--- Supplied data Enclosed Below ---

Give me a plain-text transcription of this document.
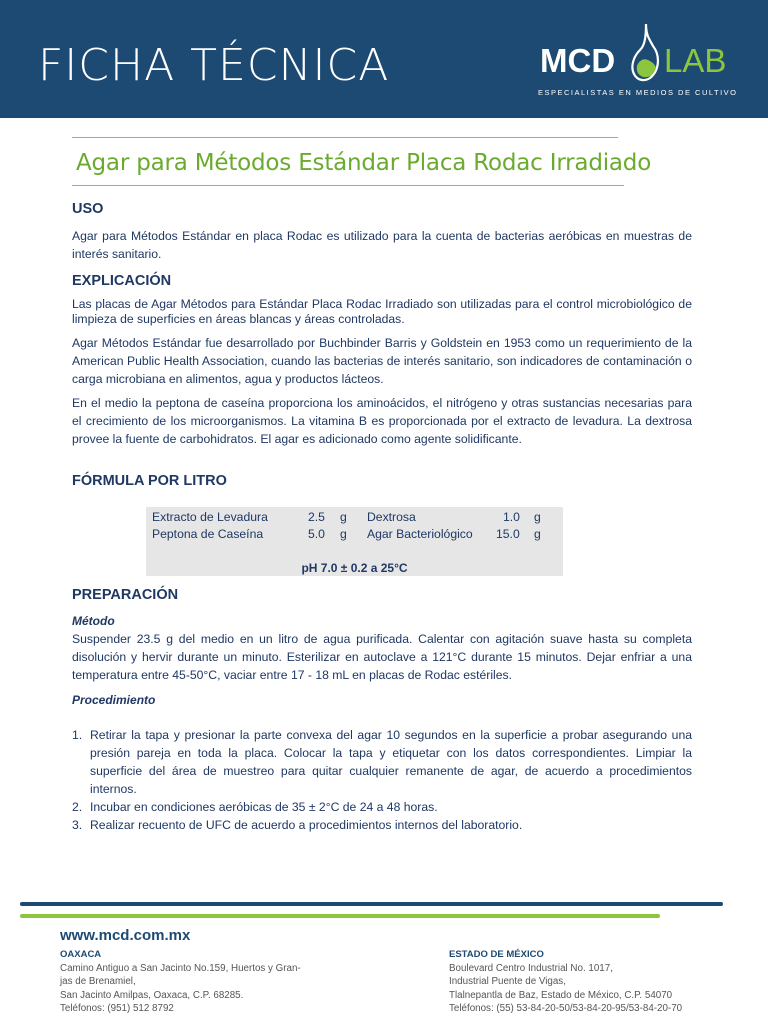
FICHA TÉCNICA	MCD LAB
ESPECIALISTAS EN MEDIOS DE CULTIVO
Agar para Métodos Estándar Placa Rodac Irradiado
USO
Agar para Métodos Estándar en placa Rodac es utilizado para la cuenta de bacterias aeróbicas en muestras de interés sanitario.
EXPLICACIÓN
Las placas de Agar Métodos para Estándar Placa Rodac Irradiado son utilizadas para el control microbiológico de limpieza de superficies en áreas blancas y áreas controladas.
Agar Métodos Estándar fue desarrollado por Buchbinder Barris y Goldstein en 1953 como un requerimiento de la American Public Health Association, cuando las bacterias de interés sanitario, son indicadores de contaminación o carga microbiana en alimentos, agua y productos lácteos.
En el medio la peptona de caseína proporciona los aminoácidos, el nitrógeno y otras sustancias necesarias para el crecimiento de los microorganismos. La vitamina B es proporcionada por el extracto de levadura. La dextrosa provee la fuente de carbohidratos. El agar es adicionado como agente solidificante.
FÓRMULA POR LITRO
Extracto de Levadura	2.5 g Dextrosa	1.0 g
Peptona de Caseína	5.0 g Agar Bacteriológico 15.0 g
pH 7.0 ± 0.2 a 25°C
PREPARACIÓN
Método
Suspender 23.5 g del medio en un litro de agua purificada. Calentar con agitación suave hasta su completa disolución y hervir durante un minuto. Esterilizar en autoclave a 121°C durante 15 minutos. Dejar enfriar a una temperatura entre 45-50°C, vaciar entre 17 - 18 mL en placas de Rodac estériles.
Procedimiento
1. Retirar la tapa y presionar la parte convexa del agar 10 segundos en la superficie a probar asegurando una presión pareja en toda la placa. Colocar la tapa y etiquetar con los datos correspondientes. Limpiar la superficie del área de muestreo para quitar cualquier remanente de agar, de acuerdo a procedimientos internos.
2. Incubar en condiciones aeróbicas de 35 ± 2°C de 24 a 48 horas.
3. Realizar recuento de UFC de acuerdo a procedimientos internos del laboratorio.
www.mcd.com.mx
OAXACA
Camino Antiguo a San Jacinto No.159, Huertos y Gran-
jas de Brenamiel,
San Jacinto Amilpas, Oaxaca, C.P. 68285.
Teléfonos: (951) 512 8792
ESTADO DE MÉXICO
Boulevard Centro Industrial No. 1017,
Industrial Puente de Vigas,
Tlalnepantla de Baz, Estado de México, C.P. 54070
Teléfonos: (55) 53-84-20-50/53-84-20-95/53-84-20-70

--- End of Enclosed Supplied data ---
--- Supplied data Enclosed Below ---

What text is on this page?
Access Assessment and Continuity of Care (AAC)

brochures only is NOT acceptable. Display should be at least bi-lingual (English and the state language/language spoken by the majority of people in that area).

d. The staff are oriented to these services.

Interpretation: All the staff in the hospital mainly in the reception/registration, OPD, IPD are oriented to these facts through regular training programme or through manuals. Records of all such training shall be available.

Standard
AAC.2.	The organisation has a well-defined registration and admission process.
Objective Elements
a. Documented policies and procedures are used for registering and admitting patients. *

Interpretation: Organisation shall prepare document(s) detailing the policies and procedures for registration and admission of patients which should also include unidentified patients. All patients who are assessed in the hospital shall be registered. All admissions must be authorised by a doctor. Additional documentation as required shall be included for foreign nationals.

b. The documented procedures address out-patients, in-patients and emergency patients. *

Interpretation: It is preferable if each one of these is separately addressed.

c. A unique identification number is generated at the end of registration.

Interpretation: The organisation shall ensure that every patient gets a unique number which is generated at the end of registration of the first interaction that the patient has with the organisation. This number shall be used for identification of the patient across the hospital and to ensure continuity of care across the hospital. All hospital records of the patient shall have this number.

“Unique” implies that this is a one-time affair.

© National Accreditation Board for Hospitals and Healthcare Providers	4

--- End of Enclosed Supplied data ---

_Task prompt:_ Return only those lines of the records that contain the string "Teléfonos".

_Expected output:_
Teléfonos: (951) 512 8792
Teléfonos: (55) 53-84-20-50/53-84-20-95/53-84-20-70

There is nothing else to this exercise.